Exercise directions
Reply only with how many lines contain the word "knowledge".

The records
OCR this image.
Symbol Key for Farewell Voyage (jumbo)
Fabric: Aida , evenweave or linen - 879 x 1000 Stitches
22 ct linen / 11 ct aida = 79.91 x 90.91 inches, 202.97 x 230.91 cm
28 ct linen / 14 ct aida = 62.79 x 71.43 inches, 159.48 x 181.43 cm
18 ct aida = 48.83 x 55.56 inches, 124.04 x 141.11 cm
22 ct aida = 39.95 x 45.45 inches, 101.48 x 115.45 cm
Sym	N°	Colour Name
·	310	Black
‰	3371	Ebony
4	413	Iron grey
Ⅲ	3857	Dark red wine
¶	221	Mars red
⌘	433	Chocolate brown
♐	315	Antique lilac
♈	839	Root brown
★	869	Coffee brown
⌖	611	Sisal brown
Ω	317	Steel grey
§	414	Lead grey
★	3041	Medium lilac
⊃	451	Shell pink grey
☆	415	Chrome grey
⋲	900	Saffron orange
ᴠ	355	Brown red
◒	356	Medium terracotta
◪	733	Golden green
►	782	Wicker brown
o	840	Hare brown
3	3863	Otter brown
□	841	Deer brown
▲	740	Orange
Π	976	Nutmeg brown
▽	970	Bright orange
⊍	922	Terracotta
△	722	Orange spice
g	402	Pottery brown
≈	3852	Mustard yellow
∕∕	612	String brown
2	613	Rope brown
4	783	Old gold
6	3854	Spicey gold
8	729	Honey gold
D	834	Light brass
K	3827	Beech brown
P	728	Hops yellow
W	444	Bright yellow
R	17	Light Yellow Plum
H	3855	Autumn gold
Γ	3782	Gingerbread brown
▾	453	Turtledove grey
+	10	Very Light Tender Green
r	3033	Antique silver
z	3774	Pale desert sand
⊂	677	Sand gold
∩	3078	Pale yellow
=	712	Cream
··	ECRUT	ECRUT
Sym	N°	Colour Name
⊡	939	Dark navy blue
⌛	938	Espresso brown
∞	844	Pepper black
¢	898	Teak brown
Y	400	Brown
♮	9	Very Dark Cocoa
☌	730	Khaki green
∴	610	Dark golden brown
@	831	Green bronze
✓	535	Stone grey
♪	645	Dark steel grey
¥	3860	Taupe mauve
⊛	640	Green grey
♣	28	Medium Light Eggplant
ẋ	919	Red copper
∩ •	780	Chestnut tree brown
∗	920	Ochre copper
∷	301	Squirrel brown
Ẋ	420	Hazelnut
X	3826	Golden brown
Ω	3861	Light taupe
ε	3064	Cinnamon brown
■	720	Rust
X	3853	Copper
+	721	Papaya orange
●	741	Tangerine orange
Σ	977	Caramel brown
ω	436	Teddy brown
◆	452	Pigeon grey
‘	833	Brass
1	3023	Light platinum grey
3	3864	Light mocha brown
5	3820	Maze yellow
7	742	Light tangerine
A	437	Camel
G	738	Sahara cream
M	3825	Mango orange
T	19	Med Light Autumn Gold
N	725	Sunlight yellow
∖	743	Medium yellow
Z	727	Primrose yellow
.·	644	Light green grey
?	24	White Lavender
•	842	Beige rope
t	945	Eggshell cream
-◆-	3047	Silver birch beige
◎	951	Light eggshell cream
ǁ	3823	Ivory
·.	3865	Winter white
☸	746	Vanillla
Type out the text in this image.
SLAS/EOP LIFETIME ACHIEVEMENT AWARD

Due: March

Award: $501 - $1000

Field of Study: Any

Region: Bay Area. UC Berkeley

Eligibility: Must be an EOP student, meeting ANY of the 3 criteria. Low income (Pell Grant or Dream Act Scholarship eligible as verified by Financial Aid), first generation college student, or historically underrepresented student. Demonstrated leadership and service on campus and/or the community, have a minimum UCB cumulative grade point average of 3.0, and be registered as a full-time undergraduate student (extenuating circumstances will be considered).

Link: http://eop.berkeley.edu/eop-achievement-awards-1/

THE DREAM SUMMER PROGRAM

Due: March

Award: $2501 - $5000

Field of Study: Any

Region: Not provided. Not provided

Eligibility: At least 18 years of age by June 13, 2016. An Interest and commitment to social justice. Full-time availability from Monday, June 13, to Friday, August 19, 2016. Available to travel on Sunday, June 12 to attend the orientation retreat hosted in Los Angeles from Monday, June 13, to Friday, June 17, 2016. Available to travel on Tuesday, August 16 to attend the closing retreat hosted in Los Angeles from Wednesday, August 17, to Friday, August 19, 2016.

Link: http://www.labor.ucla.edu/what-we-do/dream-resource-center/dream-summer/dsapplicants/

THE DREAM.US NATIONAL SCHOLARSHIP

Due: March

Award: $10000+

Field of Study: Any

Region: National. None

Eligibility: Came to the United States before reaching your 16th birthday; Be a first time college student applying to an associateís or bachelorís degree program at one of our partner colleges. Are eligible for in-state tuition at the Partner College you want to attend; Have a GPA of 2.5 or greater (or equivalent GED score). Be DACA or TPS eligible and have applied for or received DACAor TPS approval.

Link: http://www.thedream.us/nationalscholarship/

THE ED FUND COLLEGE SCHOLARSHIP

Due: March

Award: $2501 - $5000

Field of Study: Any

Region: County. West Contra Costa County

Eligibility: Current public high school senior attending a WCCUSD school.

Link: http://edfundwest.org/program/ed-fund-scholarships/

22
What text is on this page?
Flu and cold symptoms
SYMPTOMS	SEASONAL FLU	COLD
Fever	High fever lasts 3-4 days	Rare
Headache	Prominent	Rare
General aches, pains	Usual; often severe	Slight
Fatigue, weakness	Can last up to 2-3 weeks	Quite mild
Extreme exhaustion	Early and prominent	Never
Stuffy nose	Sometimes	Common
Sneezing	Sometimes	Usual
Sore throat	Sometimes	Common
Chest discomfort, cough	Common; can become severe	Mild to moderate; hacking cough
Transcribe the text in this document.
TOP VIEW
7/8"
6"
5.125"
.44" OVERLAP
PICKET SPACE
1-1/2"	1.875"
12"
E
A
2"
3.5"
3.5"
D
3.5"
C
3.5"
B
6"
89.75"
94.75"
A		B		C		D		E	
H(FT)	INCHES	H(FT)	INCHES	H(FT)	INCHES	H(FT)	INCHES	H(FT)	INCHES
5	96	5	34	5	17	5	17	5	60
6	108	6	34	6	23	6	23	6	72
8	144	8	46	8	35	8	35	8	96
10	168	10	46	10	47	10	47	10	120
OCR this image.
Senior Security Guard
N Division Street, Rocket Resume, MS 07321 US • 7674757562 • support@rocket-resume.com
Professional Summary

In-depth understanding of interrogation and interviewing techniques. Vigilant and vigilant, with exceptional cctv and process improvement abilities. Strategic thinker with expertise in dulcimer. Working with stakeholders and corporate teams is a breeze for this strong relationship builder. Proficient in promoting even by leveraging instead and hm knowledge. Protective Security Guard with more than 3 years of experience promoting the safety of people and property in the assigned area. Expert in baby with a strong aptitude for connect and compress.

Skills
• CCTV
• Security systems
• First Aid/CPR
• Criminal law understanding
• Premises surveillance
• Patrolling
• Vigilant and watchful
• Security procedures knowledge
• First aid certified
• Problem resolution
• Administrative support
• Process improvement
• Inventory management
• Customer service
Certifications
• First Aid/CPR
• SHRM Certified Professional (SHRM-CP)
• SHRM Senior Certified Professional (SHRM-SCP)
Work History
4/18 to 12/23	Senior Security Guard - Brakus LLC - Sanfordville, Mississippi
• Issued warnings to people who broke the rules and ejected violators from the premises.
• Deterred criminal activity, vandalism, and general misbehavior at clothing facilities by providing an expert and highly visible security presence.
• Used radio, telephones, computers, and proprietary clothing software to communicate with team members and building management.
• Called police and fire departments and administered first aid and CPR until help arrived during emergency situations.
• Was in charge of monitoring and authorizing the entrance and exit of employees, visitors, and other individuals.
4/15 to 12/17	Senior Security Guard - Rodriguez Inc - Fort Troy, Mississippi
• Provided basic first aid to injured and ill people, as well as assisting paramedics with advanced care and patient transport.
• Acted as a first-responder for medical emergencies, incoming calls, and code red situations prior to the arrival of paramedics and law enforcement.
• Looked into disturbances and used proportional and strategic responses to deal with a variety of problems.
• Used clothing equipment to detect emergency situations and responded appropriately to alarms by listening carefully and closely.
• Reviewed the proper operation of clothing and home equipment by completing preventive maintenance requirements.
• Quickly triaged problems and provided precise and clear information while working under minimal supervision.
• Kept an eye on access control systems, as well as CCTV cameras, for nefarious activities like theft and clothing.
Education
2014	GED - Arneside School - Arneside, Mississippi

Answer
2